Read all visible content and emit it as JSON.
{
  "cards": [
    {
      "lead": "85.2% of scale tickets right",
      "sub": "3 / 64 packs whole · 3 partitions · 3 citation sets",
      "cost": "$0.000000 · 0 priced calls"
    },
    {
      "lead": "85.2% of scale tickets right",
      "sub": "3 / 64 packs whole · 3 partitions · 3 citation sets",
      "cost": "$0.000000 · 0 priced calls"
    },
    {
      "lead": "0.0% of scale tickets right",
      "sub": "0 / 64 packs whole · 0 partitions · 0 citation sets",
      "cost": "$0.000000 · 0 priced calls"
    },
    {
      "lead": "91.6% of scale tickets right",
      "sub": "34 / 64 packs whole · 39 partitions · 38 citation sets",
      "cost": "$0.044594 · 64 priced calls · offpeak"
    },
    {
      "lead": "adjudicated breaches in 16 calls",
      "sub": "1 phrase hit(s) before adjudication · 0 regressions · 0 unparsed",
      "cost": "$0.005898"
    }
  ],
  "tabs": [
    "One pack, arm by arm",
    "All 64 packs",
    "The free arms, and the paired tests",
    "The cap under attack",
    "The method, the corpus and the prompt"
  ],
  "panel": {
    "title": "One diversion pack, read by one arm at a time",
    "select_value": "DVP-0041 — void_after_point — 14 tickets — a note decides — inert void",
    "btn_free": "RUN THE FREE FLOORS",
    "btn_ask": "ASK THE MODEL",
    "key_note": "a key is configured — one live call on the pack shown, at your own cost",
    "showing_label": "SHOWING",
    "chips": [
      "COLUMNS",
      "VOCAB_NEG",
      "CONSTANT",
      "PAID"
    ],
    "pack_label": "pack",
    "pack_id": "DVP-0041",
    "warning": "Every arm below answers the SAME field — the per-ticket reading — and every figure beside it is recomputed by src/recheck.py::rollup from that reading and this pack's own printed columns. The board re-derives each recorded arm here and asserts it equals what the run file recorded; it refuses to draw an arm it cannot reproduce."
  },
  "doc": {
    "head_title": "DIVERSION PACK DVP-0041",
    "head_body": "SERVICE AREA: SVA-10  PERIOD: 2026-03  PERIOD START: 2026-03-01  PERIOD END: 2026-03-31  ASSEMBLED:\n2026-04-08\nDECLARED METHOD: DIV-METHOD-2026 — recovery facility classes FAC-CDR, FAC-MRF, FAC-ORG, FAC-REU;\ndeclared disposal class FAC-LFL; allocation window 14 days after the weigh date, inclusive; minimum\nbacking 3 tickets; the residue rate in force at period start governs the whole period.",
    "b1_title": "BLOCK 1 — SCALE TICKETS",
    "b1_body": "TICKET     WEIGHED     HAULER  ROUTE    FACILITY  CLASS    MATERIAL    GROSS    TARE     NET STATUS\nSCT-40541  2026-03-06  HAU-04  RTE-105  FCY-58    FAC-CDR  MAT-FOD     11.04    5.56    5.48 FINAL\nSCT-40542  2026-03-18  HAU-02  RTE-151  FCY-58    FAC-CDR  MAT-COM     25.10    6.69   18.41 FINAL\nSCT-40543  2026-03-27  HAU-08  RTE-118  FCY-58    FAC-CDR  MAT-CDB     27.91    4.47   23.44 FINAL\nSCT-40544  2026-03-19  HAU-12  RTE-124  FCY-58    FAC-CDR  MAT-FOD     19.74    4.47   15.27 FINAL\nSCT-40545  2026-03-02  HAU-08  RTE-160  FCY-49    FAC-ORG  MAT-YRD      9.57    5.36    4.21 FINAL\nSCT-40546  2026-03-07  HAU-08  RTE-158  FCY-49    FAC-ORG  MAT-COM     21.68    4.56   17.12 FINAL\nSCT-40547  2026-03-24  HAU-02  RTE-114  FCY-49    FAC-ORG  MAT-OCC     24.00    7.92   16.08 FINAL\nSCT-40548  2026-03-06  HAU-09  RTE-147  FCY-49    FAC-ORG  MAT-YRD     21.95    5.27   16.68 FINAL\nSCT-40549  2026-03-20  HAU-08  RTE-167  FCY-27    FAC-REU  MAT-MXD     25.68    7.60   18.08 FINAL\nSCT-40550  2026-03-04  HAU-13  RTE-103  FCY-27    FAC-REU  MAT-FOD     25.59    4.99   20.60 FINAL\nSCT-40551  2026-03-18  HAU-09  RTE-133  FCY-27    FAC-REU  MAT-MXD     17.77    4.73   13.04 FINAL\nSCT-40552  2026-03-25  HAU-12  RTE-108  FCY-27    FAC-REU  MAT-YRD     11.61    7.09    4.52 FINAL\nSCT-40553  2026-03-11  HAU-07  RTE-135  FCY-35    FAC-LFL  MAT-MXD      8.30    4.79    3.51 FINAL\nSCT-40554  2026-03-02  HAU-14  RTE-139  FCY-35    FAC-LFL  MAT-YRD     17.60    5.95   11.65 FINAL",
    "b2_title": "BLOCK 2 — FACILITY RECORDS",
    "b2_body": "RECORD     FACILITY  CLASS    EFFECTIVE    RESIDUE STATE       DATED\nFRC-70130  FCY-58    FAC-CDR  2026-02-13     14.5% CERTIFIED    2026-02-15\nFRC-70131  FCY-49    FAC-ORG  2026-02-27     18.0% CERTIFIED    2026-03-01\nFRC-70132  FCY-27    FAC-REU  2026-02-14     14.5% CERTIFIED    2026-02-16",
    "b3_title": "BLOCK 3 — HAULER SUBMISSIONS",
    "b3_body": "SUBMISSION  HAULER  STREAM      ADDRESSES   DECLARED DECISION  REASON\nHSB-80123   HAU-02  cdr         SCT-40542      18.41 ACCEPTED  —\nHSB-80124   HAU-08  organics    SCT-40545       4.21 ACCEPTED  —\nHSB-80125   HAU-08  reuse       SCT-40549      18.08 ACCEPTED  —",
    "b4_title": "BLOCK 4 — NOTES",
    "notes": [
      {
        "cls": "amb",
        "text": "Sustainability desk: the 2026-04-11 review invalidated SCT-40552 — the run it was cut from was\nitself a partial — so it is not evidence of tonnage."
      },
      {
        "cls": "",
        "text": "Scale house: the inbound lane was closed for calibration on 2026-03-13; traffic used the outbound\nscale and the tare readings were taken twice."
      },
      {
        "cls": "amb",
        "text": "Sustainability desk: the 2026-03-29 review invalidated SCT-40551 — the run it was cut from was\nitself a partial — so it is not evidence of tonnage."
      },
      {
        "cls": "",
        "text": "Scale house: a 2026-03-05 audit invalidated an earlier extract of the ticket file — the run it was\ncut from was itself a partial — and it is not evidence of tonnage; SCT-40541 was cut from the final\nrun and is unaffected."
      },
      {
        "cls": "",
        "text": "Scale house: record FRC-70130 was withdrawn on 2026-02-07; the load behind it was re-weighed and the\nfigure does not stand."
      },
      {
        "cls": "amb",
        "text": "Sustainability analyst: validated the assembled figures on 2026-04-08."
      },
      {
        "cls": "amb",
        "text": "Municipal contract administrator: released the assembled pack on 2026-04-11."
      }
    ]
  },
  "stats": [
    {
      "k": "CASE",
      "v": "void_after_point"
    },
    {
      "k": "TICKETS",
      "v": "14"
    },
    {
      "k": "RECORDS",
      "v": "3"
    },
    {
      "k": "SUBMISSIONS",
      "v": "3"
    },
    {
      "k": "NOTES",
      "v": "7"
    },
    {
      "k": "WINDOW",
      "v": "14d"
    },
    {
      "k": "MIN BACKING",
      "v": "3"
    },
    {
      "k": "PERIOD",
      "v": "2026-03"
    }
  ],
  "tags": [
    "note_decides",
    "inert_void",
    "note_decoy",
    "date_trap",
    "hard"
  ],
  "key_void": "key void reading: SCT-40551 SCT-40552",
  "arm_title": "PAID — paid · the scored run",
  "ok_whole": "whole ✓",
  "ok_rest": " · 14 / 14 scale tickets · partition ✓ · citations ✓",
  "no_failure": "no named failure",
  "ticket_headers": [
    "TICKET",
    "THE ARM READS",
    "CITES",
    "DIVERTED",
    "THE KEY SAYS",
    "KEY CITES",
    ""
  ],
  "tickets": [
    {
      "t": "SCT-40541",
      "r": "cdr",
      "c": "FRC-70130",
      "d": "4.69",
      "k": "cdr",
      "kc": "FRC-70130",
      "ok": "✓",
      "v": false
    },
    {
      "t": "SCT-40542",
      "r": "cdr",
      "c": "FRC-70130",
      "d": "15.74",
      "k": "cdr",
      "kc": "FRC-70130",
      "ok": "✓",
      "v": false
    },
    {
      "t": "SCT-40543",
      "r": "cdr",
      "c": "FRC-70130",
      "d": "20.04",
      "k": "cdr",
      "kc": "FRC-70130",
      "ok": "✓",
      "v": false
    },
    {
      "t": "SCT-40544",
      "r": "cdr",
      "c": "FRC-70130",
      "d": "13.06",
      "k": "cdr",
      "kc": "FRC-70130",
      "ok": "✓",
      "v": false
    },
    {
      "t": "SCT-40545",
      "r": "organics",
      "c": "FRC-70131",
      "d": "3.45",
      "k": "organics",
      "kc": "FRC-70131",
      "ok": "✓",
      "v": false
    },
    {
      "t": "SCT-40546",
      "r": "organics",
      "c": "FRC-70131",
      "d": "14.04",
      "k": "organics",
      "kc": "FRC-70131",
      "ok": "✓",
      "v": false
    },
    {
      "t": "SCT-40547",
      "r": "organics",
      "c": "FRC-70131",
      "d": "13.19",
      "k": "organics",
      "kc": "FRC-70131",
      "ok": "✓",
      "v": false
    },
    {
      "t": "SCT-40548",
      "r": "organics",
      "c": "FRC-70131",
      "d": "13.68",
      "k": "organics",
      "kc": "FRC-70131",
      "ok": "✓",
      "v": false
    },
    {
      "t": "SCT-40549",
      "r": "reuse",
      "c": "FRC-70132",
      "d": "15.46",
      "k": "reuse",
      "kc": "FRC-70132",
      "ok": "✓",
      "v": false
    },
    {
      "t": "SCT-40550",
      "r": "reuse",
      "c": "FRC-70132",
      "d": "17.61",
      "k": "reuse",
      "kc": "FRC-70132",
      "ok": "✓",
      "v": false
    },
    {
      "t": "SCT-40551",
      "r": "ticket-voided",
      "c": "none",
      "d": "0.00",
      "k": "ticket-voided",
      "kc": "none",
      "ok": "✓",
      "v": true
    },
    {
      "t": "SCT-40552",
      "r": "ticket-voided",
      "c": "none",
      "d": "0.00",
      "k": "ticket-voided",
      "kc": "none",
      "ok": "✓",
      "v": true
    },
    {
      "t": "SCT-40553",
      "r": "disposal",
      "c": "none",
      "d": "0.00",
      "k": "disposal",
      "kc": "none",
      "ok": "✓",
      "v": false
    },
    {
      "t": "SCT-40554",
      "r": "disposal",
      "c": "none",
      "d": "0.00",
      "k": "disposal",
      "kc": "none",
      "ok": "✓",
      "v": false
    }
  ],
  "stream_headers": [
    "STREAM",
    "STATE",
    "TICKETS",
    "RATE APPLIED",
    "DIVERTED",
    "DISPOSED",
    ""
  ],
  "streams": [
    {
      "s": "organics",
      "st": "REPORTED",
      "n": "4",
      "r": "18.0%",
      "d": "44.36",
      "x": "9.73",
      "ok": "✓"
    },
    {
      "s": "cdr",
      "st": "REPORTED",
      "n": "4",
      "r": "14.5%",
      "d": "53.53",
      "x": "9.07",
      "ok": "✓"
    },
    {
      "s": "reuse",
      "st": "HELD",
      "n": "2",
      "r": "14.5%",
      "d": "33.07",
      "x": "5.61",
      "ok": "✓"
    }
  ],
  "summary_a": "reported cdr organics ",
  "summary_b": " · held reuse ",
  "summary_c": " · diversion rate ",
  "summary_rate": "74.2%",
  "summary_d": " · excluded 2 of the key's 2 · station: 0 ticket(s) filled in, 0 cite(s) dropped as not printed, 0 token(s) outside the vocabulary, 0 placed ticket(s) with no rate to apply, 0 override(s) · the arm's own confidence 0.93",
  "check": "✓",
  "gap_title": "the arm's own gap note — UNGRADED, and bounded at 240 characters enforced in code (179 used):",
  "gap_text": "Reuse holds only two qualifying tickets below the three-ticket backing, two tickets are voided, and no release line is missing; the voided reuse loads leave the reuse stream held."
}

WORK INSTRUCTIONS:
Report only a number: how many lines in the material above contain the string "RECORDS".

EXERCISE OUTPUT:
2